Your goal:
Scan the data below for the string "value". Copy every line where it appears.

═══ Supplied material

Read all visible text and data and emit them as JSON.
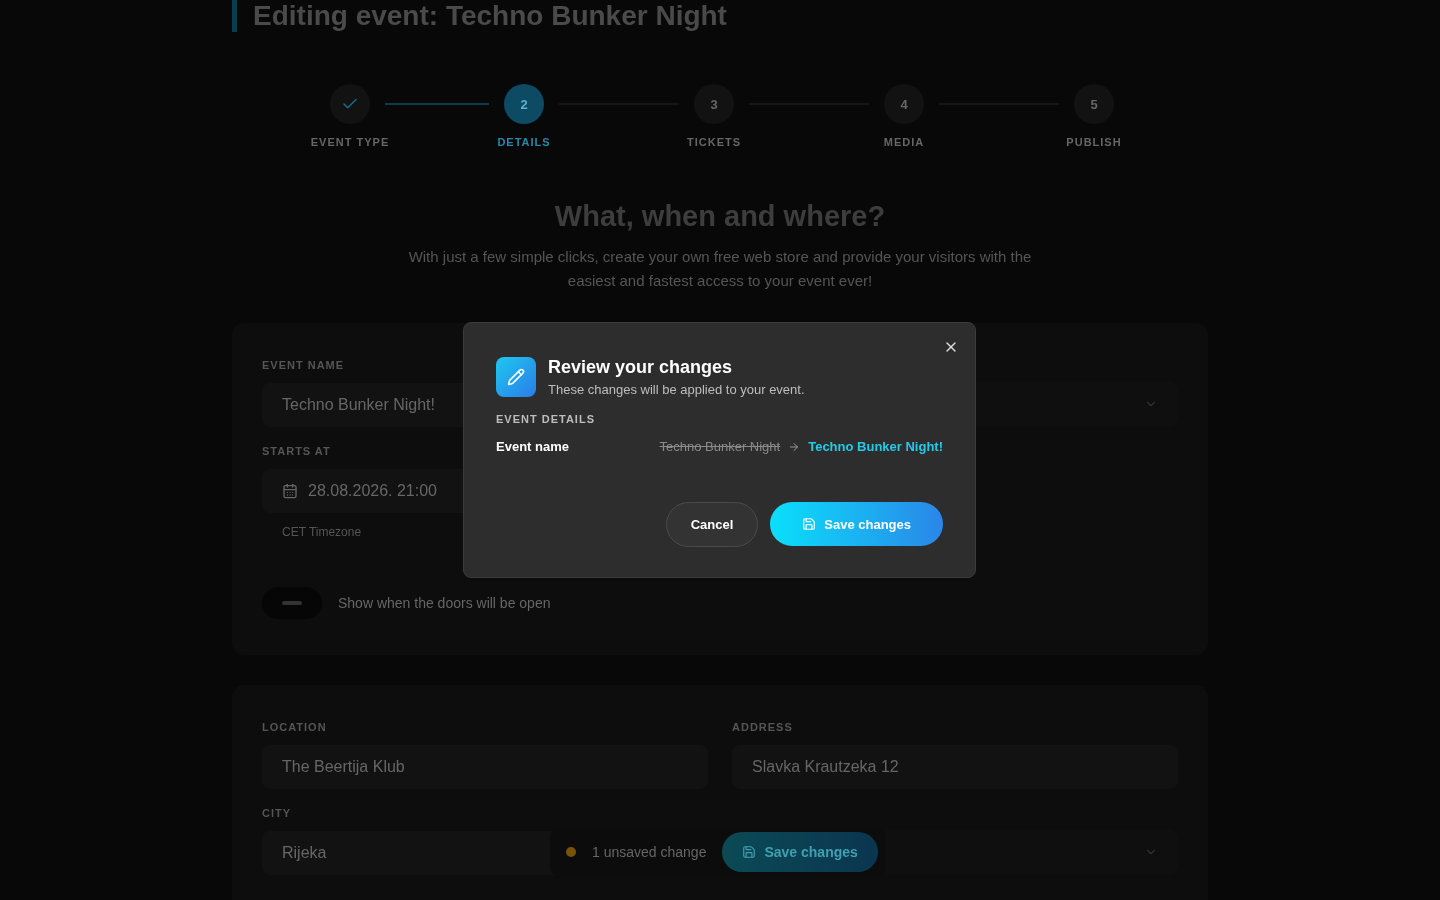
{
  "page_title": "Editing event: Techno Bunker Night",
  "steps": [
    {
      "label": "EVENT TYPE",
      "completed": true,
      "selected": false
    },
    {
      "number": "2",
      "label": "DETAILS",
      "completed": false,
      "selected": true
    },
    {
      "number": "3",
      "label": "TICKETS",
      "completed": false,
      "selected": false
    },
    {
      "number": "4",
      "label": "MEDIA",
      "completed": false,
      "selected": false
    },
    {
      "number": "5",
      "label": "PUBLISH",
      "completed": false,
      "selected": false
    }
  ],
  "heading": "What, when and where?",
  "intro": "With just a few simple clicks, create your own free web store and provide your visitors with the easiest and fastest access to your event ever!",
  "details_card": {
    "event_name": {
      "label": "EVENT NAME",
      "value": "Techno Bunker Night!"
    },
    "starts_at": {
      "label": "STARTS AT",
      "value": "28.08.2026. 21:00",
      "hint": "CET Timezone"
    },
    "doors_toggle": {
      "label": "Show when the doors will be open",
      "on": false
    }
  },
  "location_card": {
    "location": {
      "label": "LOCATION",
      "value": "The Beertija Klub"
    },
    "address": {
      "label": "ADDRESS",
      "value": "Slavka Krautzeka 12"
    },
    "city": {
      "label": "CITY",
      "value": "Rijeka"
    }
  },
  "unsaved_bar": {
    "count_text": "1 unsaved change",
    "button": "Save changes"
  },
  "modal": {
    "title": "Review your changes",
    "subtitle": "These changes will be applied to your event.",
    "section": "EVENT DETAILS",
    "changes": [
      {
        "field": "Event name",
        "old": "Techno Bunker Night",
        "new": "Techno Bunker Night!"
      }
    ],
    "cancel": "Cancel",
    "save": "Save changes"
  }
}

══════
═══ Supplied material

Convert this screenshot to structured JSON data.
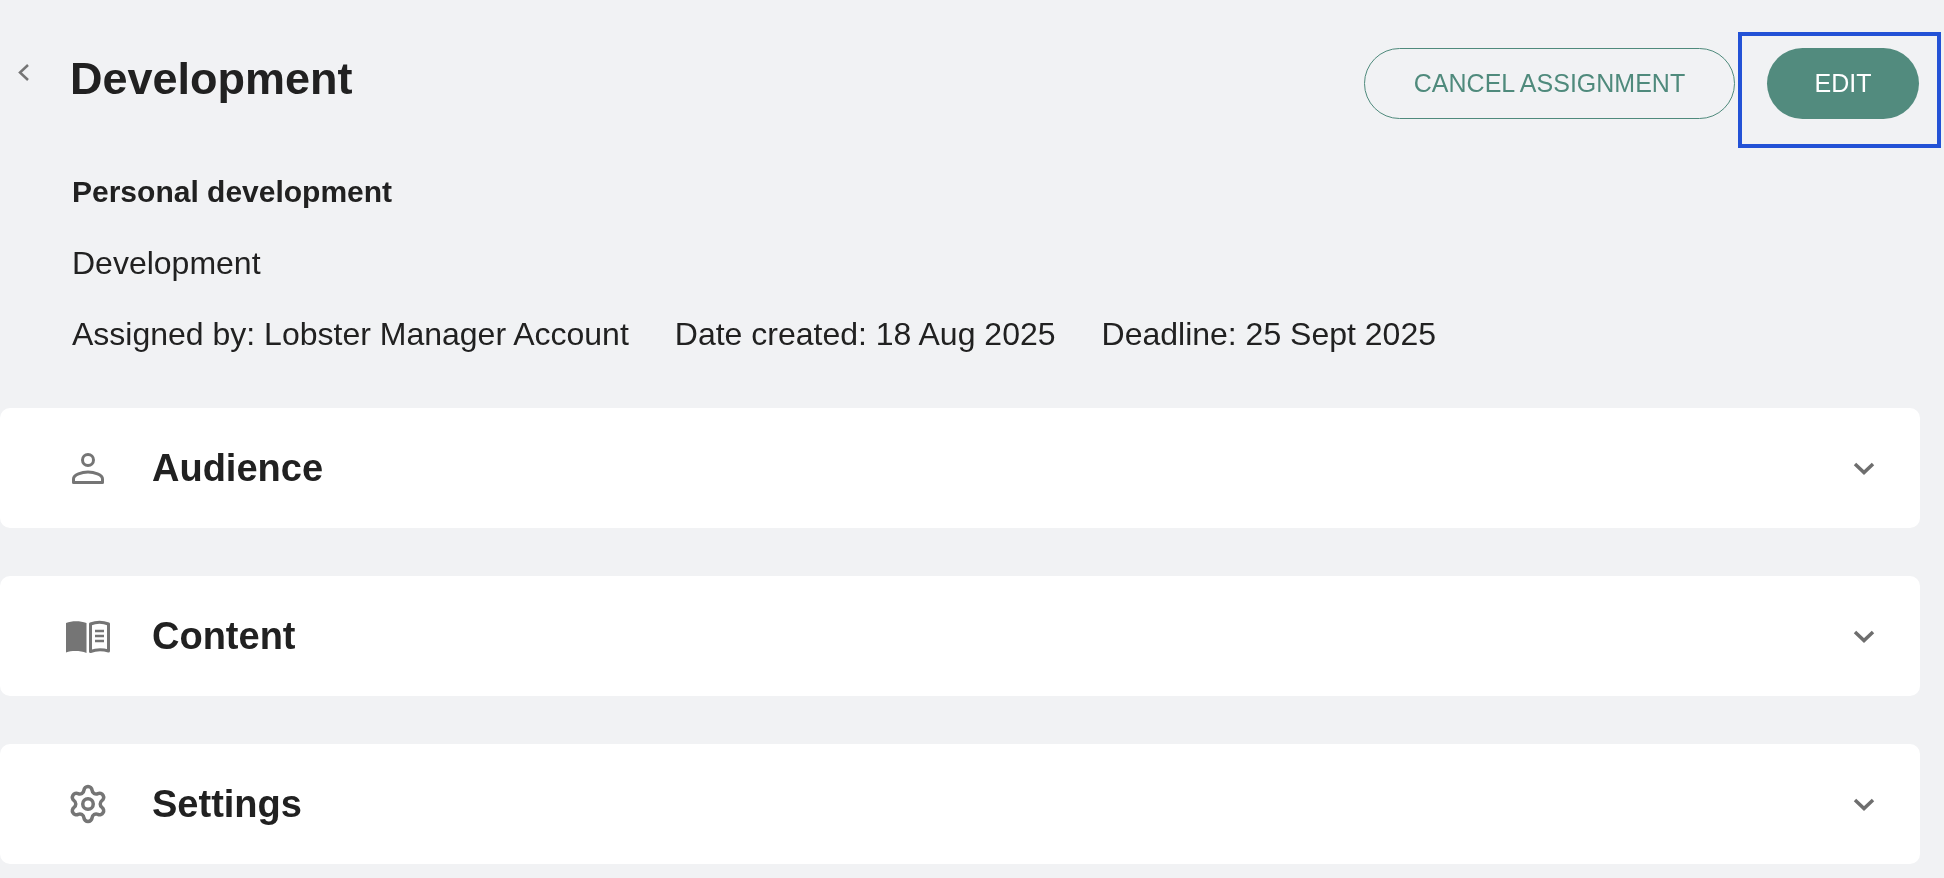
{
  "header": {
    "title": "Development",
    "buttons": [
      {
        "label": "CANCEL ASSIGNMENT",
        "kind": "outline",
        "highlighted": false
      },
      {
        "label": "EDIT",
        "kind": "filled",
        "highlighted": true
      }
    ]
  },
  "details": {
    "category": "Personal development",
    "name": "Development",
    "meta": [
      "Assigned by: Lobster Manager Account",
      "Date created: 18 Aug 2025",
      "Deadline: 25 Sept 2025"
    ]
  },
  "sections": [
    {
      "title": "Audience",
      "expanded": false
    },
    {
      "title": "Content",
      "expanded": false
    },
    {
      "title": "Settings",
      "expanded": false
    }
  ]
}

══════

Answer to this exercise:
      "value": "Techno Bunker Night!"
      "value": "28.08.2026. 21:00",
      "value": "The Beertija Klub"
      "value": "Slavka Krautzeka 12"
      "value": "Rijeka"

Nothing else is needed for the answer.